EXERCISE
Write out the records beneath this line exactly as they appear, minus any images.

------

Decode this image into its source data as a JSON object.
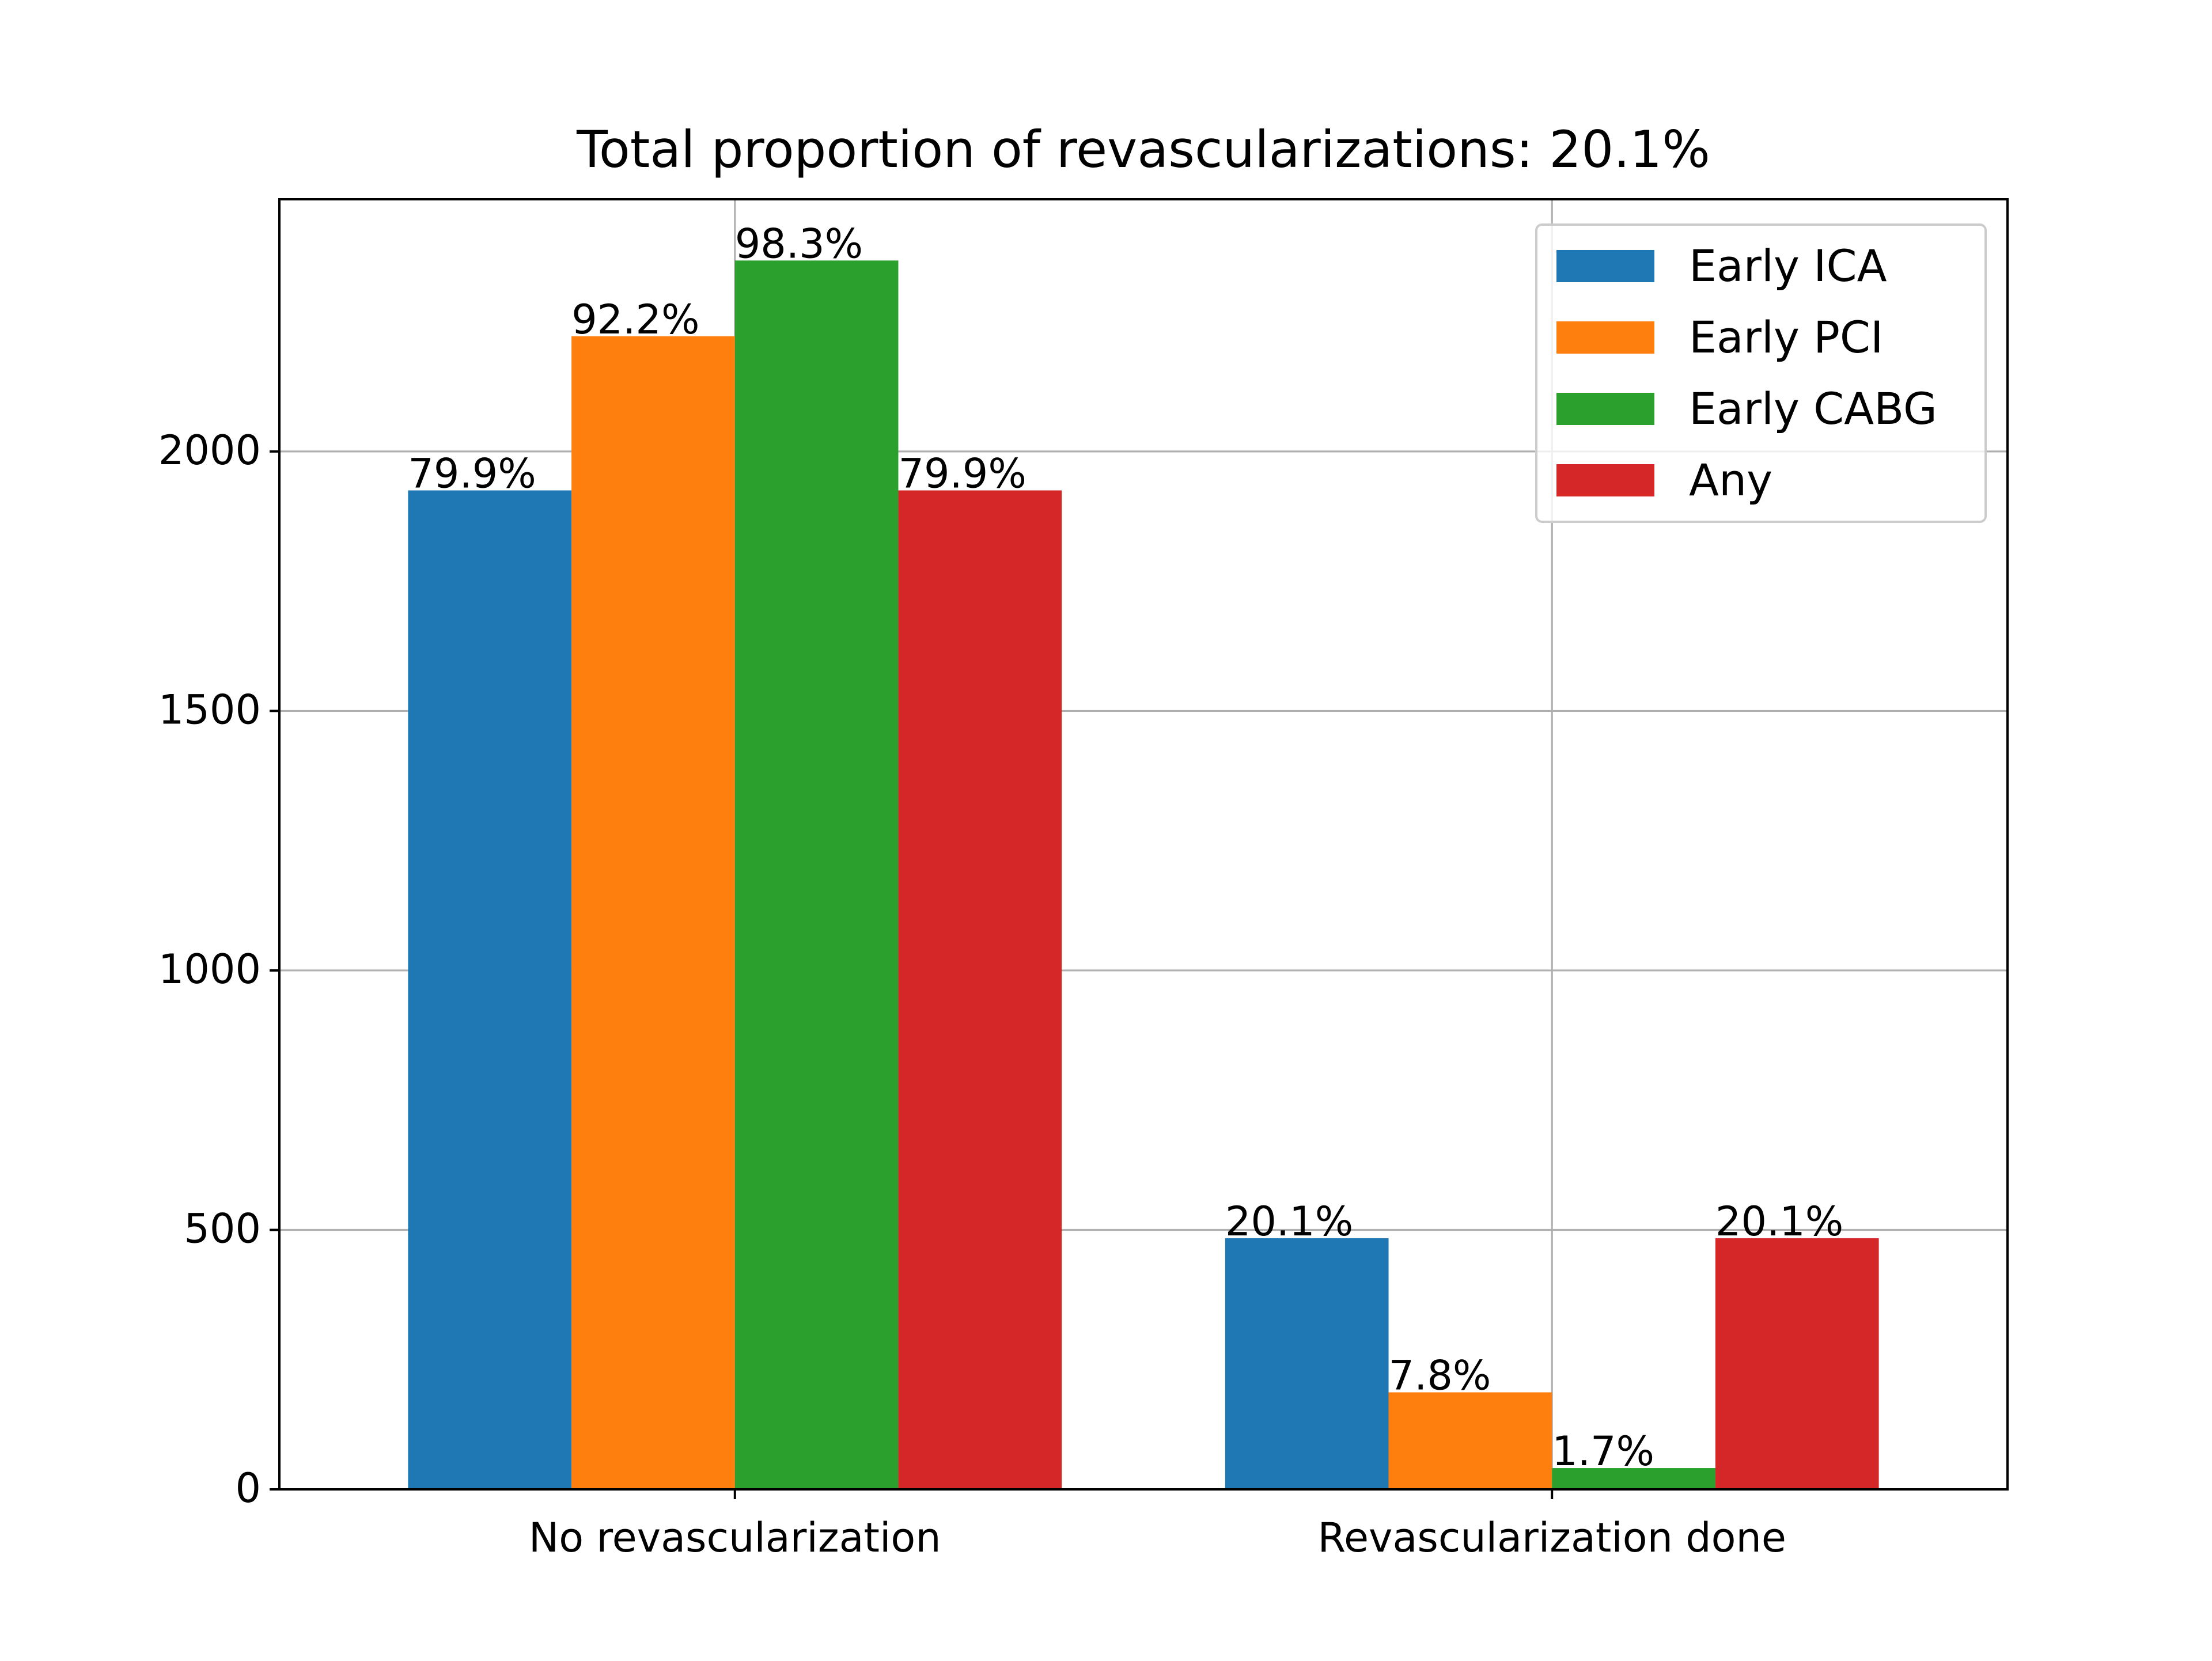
{
  "chart_data": {
    "type": "bar",
    "title": "Total proportion of revascularizations: 20.1%",
    "xlabel": "",
    "ylabel": "",
    "categories": [
      "No revascularization",
      "Revascularization done"
    ],
    "series": [
      {
        "name": "Early ICA",
        "color": "#1f77b4",
        "values": [
          1925,
          484
        ],
        "labels": [
          "79.9%",
          "20.1%"
        ]
      },
      {
        "name": "Early PCI",
        "color": "#ff7f0e",
        "values": [
          2222,
          187
        ],
        "labels": [
          "92.2%",
          "7.8%"
        ]
      },
      {
        "name": "Early CABG",
        "color": "#2ca02c",
        "values": [
          2368,
          41
        ],
        "labels": [
          "98.3%",
          "1.7%"
        ]
      },
      {
        "name": "Any",
        "color": "#d62728",
        "values": [
          1925,
          484
        ],
        "labels": [
          "79.9%",
          "20.1%"
        ]
      }
    ],
    "ylim": [
      0,
      2486
    ],
    "yticks": [
      0,
      500,
      1000,
      1500,
      2000
    ],
    "grid": true,
    "legend": "top-right"
  }
}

------

COMPLETE ANSWER
Decode this image into its source data as a JSON object.
{
  "chart_data": {
    "type": "bar",
    "title": "Total proportion of revascularizations: 20.1%",
    "xlabel": "",
    "ylabel": "",
    "categories": [
      "No revascularization",
      "Revascularization done"
    ],
    "series": [
      {
        "name": "Early ICA",
        "color": "#1f77b4",
        "values": [
          1925,
          484
        ],
        "labels": [
          "79.9%",
          "20.1%"
        ]
      },
      {
        "name": "Early PCI",
        "color": "#ff7f0e",
        "values": [
          2222,
          187
        ],
        "labels": [
          "92.2%",
          "7.8%"
        ]
      },
      {
        "name": "Early CABG",
        "color": "#2ca02c",
        "values": [
          2368,
          41
        ],
        "labels": [
          "98.3%",
          "1.7%"
        ]
      },
      {
        "name": "Any",
        "color": "#d62728",
        "values": [
          1925,
          484
        ],
        "labels": [
          "79.9%",
          "20.1%"
        ]
      }
    ],
    "ylim": [
      0,
      2486
    ],
    "yticks": [
      0,
      500,
      1000,
      1500,
      2000
    ],
    "grid": true,
    "legend": "top-right"
  }
}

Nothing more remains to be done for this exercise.